▶ [Saved entries]
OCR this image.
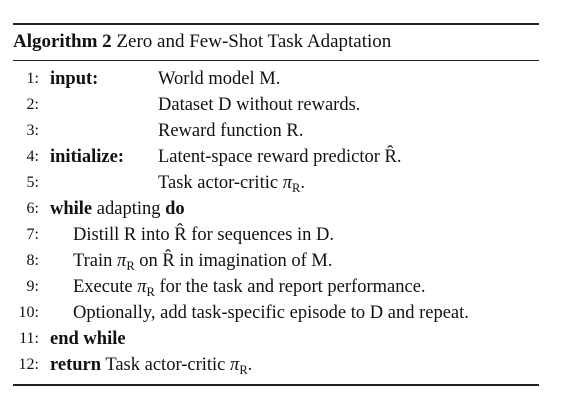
Algorithm 2 Zero and Few-Shot Task Adaptation
1: input:	World model M.
2:	Dataset D without rewards.
3:	Reward function R.
4: initialize: Latent-space reward predictor R̂.
5:	Task actor-critic $\pi_R$.
6: while adapting do
7: Distill R into R̂ for sequences in D.
8: Train $\pi_R$ on R̂ in imagination of M.
9: Execute $\pi_R$ for the task and report performance.
10: Optionally, add task-specific episode to D and repeat.
11: end while
12: return Task actor-critic $\pi_R$.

▶ [Your objective] Copy every line from the entries that contains the word "critic".

▶ [Answer to this exercise]
5:	Task actor-critic $\pi_R$.
12: return Task actor-critic $\pi_R$.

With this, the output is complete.